— Start of RECORDS SHOWN —

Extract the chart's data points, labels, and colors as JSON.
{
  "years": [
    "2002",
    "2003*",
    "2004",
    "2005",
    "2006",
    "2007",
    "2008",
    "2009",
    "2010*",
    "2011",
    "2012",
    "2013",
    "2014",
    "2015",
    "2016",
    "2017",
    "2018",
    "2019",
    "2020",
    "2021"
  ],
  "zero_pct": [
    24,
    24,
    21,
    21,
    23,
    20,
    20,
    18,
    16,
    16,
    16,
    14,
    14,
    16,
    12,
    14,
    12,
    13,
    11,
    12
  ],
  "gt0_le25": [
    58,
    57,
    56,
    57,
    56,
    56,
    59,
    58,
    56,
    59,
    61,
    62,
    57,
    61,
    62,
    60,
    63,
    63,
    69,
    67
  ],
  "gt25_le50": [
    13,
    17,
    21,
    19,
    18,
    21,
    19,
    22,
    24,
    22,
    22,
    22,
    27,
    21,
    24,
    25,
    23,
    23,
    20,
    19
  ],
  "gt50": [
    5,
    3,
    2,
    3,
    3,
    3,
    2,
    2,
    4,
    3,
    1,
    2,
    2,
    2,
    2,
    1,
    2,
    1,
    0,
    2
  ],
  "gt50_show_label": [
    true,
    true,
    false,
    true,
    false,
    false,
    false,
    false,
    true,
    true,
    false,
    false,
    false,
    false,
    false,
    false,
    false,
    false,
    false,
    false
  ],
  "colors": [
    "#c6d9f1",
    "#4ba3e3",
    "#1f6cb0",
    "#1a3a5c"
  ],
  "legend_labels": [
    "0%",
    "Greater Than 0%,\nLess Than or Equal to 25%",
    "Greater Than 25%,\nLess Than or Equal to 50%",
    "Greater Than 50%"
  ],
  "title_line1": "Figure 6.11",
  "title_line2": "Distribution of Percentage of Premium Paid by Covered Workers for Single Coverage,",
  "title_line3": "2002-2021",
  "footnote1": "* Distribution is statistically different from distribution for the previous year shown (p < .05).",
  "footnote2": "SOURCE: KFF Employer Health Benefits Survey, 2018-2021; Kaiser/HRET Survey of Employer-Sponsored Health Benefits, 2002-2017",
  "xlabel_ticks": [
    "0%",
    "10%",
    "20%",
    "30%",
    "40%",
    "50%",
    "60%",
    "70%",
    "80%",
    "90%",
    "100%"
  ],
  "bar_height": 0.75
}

— End of RECORDS SHOWN —

AIM OF THE EXERCISE: Using the data above, output each line exactly.

SOLVED PROBLEM:
Extract the chart's data points, labels, and colors as JSON.
{
  "years": [
    "2002",
    "2003*",
    "2004",
    "2005",
    "2006",
    "2007",
    "2008",
    "2009",
    "2010*",
    "2011",
    "2012",
    "2013",
    "2014",
    "2015",
    "2016",
    "2017",
    "2018",
    "2019",
    "2020",
    "2021"
  ],
  "zero_pct": [
    24,
    24,
    21,
    21,
    23,
    20,
    20,
    18,
    16,
    16,
    16,
    14,
    14,
    16,
    12,
    14,
    12,
    13,
    11,
    12
  ],
  "gt0_le25": [
    58,
    57,
    56,
    57,
    56,
    56,
    59,
    58,
    56,
    59,
    61,
    62,
    57,
    61,
    62,
    60,
    63,
    63,
    69,
    67
  ],
  "gt25_le50": [
    13,
    17,
    21,
    19,
    18,
    21,
    19,
    22,
    24,
    22,
    22,
    22,
    27,
    21,
    24,
    25,
    23,
    23,
    20,
    19
  ],
  "gt50": [
    5,
    3,
    2,
    3,
    3,
    3,
    2,
    2,
    4,
    3,
    1,
    2,
    2,
    2,
    2,
    1,
    2,
    1,
    0,
    2
  ],
  "gt50_show_label": [
    true,
    true,
    false,
    true,
    false,
    false,
    false,
    false,
    true,
    true,
    false,
    false,
    false,
    false,
    false,
    false,
    false,
    false,
    false,
    false
  ],
  "colors": [
    "#c6d9f1",
    "#4ba3e3",
    "#1f6cb0",
    "#1a3a5c"
  ],
  "legend_labels": [
    "0%",
    "Greater Than 0%,\nLess Than or Equal to 25%",
    "Greater Than 25%,\nLess Than or Equal to 50%",
    "Greater Than 50%"
  ],
  "title_line1": "Figure 6.11",
  "title_line2": "Distribution of Percentage of Premium Paid by Covered Workers for Single Coverage,",
  "title_line3": "2002-2021",
  "footnote1": "* Distribution is statistically different from distribution for the previous year shown (p < .05).",
  "footnote2": "SOURCE: KFF Employer Health Benefits Survey, 2018-2021; Kaiser/HRET Survey of Employer-Sponsored Health Benefits, 2002-2017",
  "xlabel_ticks": [
    "0%",
    "10%",
    "20%",
    "30%",
    "40%",
    "50%",
    "60%",
    "70%",
    "80%",
    "90%",
    "100%"
  ],
  "bar_height": 0.75
}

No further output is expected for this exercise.